### [Data listing]
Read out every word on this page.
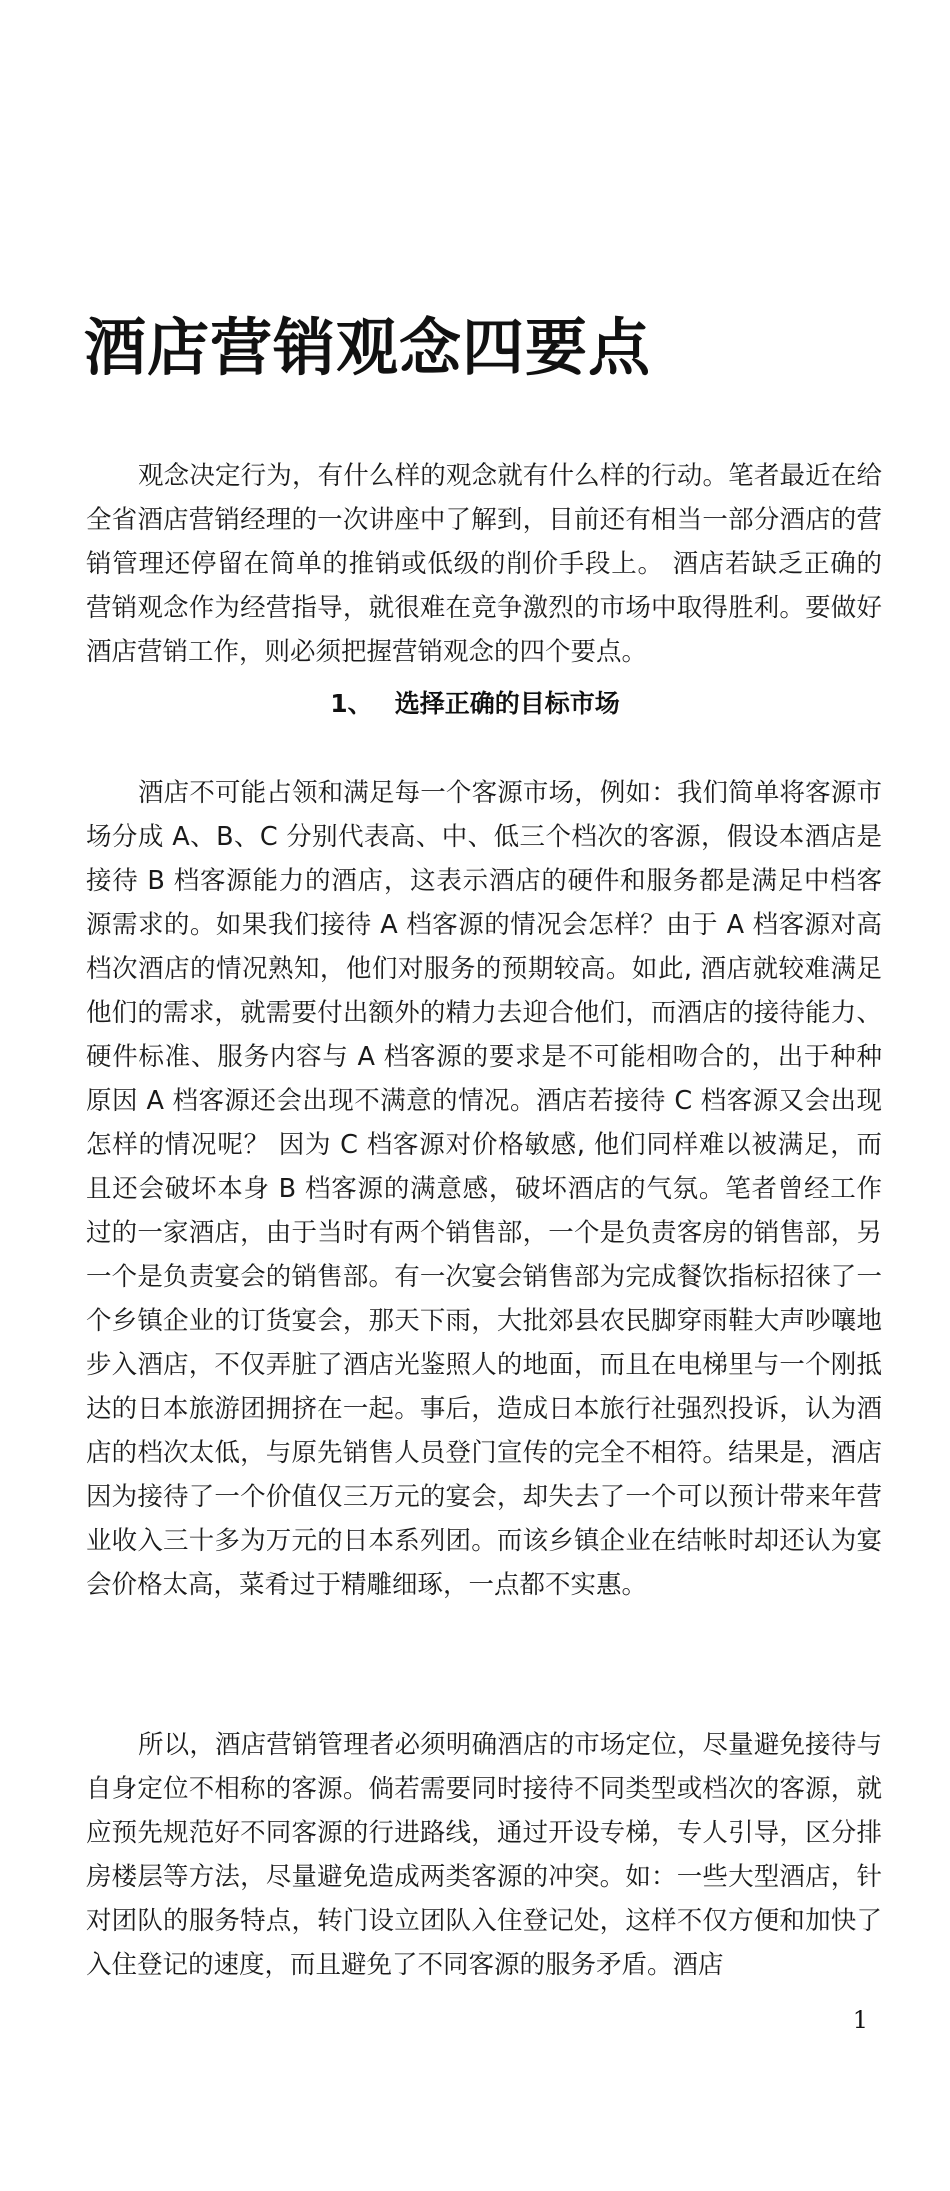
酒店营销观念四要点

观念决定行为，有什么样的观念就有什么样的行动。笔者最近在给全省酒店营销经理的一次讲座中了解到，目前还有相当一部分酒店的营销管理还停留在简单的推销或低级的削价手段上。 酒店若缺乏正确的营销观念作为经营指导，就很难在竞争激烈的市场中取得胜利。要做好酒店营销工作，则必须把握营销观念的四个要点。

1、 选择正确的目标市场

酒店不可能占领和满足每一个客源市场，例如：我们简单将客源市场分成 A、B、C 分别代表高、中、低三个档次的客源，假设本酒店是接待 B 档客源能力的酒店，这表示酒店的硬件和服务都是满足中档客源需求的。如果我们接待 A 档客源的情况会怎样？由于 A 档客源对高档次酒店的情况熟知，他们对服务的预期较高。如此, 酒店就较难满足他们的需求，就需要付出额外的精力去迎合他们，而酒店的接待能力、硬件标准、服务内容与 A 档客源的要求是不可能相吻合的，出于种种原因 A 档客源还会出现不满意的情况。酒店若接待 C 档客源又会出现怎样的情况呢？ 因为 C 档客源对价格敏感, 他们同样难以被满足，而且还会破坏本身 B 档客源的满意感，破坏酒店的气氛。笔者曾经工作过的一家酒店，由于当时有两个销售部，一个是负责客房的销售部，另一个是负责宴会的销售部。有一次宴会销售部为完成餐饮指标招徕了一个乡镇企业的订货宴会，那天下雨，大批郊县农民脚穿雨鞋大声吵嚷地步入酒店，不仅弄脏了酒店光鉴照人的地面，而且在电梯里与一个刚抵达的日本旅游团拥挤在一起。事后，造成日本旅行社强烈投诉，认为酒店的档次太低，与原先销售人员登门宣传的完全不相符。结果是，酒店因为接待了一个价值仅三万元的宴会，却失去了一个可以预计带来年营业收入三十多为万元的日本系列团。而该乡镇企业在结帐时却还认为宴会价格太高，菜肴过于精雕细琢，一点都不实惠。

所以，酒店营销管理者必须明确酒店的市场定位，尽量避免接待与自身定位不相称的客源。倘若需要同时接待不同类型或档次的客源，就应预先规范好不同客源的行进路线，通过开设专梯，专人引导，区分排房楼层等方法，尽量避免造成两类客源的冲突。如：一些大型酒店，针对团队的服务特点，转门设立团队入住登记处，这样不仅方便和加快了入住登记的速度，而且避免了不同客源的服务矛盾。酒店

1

---

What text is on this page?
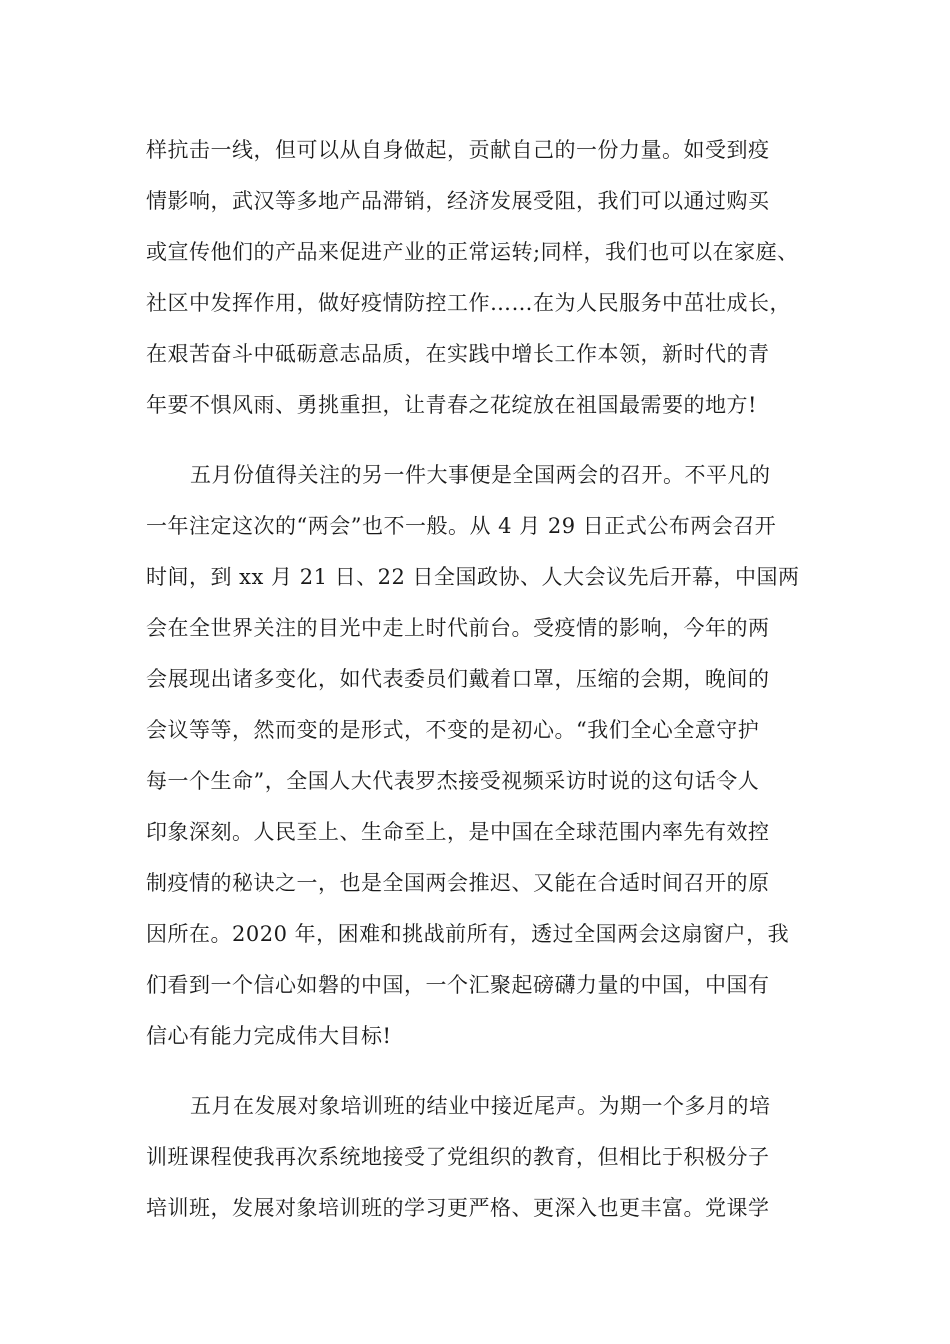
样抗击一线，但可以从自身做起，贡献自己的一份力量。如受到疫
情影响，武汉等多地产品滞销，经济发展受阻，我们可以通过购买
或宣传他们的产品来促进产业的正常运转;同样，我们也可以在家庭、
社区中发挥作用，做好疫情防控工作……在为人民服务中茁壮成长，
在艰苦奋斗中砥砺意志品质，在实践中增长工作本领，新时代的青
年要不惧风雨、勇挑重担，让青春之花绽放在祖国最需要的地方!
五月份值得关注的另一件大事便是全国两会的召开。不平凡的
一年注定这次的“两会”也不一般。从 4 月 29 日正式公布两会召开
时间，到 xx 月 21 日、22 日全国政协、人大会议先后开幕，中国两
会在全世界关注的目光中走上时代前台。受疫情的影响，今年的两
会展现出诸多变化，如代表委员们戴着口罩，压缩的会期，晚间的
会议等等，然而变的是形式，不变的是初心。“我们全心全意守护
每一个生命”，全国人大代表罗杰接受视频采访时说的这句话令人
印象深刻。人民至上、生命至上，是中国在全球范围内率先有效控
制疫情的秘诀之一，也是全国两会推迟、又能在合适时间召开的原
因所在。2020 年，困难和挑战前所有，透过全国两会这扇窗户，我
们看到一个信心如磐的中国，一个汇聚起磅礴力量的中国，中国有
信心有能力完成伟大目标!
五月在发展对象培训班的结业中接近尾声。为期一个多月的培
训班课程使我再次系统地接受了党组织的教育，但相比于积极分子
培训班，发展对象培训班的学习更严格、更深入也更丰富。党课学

---

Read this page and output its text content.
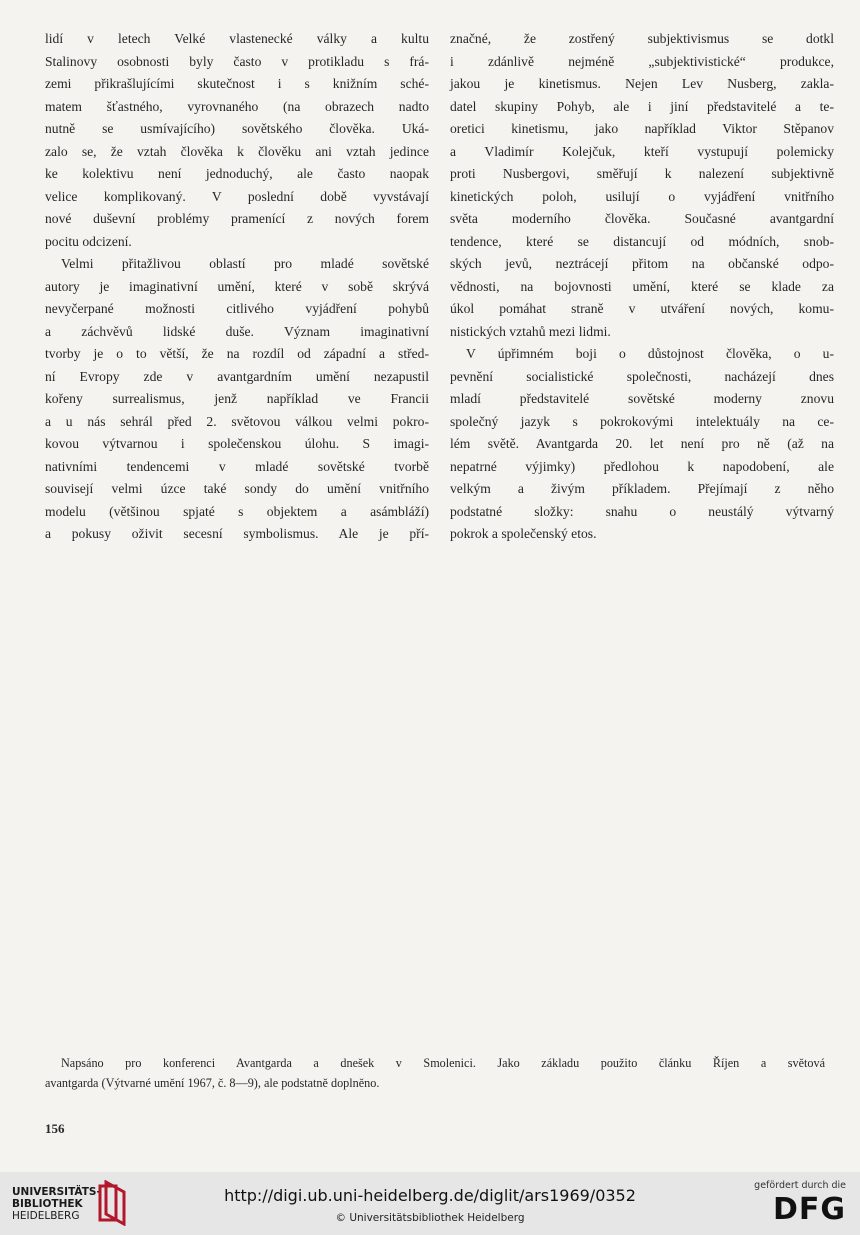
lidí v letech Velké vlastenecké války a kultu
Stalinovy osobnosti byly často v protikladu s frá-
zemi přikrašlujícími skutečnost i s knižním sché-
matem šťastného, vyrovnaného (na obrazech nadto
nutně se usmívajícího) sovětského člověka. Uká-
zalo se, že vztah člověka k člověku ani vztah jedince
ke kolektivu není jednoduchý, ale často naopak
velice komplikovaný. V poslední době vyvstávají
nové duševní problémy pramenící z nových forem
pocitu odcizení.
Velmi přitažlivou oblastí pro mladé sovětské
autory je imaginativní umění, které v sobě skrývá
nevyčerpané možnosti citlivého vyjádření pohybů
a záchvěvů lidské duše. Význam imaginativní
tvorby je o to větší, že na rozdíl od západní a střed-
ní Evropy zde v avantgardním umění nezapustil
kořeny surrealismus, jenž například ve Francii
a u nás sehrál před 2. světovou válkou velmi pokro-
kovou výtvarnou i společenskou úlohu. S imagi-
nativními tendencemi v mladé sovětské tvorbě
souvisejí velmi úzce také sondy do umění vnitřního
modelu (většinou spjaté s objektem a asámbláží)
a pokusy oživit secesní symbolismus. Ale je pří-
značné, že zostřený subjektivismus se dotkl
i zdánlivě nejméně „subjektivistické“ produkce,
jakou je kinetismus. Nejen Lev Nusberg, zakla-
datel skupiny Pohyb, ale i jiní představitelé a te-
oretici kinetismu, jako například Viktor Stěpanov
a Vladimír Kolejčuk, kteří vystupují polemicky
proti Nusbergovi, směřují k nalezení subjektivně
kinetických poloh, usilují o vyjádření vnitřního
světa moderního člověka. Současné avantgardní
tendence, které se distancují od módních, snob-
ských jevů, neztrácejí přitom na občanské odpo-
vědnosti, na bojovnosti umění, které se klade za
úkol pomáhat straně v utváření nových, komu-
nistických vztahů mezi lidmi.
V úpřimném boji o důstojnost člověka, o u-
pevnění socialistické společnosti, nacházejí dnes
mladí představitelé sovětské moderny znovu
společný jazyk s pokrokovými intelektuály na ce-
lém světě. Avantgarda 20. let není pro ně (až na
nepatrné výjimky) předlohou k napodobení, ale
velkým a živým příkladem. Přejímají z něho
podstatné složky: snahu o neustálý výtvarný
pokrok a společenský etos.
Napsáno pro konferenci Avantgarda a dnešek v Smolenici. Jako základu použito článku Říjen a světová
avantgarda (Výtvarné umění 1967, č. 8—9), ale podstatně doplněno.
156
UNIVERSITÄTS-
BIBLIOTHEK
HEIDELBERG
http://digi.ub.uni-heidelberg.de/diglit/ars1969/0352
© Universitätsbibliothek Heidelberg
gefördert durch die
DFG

### [Job]
In the listing, find every line containing the word "člověka" and list it.

### [Task answer]
nutně se usmívajícího) sovětského člověka. Uká-
zalo se, že vztah člověka k člověku ani vztah jedince
světa moderního člověka. Současné avantgardní
V úpřimném boji o důstojnost člověka, o u-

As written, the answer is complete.